■ TASK
Scan the lines below; pull out those with "างเช".

━━ RECORDS TO USE

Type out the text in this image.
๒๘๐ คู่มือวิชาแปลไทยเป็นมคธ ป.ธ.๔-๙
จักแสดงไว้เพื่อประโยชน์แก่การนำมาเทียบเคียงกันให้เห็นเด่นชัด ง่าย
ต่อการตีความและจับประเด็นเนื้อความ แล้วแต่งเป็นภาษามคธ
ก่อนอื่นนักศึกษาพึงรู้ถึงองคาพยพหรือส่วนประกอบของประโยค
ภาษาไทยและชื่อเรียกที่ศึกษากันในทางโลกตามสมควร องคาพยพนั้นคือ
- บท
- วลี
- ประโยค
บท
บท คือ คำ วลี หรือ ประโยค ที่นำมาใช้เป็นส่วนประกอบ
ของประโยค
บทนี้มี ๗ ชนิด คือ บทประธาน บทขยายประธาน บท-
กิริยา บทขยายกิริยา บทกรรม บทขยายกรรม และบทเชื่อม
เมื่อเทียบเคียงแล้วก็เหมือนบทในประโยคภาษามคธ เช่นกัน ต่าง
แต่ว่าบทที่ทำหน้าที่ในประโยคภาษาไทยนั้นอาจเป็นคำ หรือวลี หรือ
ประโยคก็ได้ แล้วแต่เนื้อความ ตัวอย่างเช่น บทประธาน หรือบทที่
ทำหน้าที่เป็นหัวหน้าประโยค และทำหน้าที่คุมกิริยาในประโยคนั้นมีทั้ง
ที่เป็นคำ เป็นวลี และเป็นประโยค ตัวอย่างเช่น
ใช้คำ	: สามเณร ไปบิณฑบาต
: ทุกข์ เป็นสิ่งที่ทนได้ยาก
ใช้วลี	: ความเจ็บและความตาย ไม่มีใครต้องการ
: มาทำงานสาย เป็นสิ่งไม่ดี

━━━━

■ RESPONSE
ประโยคก็ได้ แล้วแต่เนื้อความ ตัวอย่างเช่น บทประธาน หรือบทที่
ที่เป็นคำ เป็นวลี และเป็นประโยค ตัวอย่างเช่น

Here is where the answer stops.